[Task goal]
Without changing a character, return the entries, but not the images they hold.

Stored records:
____________

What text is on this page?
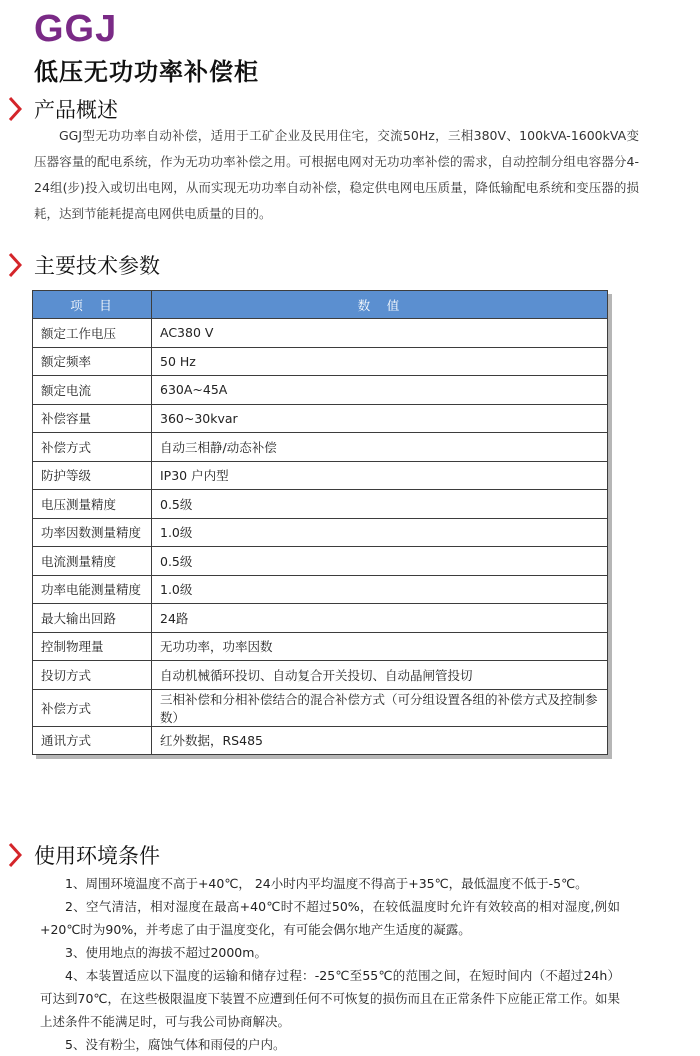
GGJ
低压无功功率补偿柜
产品概述

GGJ型无功功率自动补偿，适用于工矿企业及民用住宅，交流50Hz，三相380V、100kVA-1600kVA变压器容量的配电系统，作为无功功率补偿之用。可根据电网对无功功率补偿的需求，自动控制分组电容器分4-24组(步)投入或切出电网，从而实现无功功率自动补偿，稳定供电网电压质量，降低输配电系统和变压器的损耗，达到节能耗提高电网供电质量的目的。

主要技术参数
项　目	数　值
额定工作电压	AC380 V
额定频率	50 Hz
额定电流	630A~45A
补偿容量	360~30kvar
补偿方式	自动三相静/动态补偿
防护等级	IP30 户内型
电压测量精度	0.5级
功率因数测量精度	1.0级
电流测量精度	0.5级
功率电能测量精度	1.0级
最大输出回路	24路
控制物理量	无功功率，功率因数
投切方式	自动机械循环投切、自动复合开关投切、自动晶闸管投切
补偿方式	三相补偿和分相补偿结合的混合补偿方式（可分组设置各组的补偿方式及控制参数）
通讯方式	红外数据，RS485
使用环境条件

1、周围环境温度不高于+40℃， 24小时内平均温度不得高于+35℃，最低温度不低于-5℃。

2、空气清洁，相对湿度在最高+40℃时不超过50%，在较低温度时允许有效较高的相对湿度,例如+20℃时为90%，并考虑了由于温度变化，有可能会偶尔地产生适度的凝露。

3、使用地点的海拔不超过2000m。

4、本装置适应以下温度的运输和储存过程：-25℃至55℃的范围之间，在短时间内（不超过24h）可达到70℃，在这些极限温度下装置不应遭到任何不可恢复的损伤而且在正常条件下应能正常工作。如果上述条件不能满足时，可与我公司协商解决。

5、没有粉尘，腐蚀气体和雨侵的户内。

____________

[Response to this exercise]
What text is on this page?
GGJ
低压无功功率补偿柜
产品概述

GGJ型无功功率自动补偿，适用于工矿企业及民用住宅，交流50Hz，三相380V、100kVA-1600kVA变压器容量的配电系统，作为无功功率补偿之用。可根据电网对无功功率补偿的需求，自动控制分组电容器分4-24组(步)投入或切出电网，从而实现无功功率自动补偿，稳定供电网电压质量，降低输配电系统和变压器的损耗，达到节能耗提高电网供电质量的目的。

主要技术参数
项　目	数　值
额定工作电压	AC380 V
额定频率	50 Hz
额定电流	630A~45A
补偿容量	360~30kvar
补偿方式	自动三相静/动态补偿
防护等级	IP30 户内型
电压测量精度	0.5级
功率因数测量精度	1.0级
电流测量精度	0.5级
功率电能测量精度	1.0级
最大输出回路	24路
控制物理量	无功功率，功率因数
投切方式	自动机械循环投切、自动复合开关投切、自动晶闸管投切
补偿方式	三相补偿和分相补偿结合的混合补偿方式（可分组设置各组的补偿方式及控制参数）
通讯方式	红外数据，RS485
使用环境条件

1、周围环境温度不高于+40℃， 24小时内平均温度不得高于+35℃，最低温度不低于-5℃。

2、空气清洁，相对湿度在最高+40℃时不超过50%，在较低温度时允许有效较高的相对湿度,例如+20℃时为90%，并考虑了由于温度变化，有可能会偶尔地产生适度的凝露。

3、使用地点的海拔不超过2000m。

4、本装置适应以下温度的运输和储存过程：-25℃至55℃的范围之间，在短时间内（不超过24h）可达到70℃，在这些极限温度下装置不应遭到任何不可恢复的损伤而且在正常条件下应能正常工作。如果上述条件不能满足时，可与我公司协商解决。

5、没有粉尘，腐蚀气体和雨侵的户内。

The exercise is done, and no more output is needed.